:: Data section

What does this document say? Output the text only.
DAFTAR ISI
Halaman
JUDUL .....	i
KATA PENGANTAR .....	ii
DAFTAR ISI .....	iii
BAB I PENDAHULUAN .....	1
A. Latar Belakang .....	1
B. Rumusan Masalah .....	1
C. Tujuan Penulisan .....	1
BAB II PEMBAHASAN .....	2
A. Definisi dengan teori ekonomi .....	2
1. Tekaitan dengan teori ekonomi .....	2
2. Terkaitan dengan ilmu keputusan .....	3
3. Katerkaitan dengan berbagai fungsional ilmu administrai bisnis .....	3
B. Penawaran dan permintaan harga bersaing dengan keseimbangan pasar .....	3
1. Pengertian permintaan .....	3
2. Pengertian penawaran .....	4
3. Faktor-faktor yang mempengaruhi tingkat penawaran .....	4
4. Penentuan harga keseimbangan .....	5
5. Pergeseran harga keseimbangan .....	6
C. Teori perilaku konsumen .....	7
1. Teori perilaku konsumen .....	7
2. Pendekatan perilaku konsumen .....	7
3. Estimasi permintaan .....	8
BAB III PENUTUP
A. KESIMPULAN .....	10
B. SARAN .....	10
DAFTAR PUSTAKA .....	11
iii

::::
:: Data section

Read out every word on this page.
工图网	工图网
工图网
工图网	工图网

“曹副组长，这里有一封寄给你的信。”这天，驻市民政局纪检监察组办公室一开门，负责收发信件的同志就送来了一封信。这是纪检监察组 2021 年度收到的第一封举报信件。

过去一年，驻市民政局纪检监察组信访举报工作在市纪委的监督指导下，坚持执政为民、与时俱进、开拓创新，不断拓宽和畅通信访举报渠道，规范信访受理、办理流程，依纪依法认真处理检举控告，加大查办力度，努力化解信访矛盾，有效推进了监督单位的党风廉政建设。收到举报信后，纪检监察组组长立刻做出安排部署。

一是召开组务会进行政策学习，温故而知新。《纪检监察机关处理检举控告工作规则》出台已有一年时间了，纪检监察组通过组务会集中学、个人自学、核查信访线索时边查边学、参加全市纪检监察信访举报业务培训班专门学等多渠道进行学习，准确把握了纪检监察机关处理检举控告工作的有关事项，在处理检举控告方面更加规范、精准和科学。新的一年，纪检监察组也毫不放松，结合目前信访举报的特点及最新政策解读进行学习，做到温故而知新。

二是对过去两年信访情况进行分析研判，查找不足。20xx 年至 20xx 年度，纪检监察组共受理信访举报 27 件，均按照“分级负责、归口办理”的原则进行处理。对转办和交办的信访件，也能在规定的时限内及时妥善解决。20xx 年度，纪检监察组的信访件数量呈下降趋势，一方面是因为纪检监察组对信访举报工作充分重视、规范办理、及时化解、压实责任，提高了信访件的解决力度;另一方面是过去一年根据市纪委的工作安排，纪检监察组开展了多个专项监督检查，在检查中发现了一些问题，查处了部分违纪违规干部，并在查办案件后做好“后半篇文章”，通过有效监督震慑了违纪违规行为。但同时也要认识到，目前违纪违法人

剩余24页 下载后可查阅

::::

[Exercise directions]:
Where a line above contains the word "harga", copy that line.

[Task answer]:
B. Penawaran dan permintaan harga bersaing dengan keseimbangan pasar .....	3
4. Penentuan harga keseimbangan .....	5
5. Pergeseran harga keseimbangan .....	6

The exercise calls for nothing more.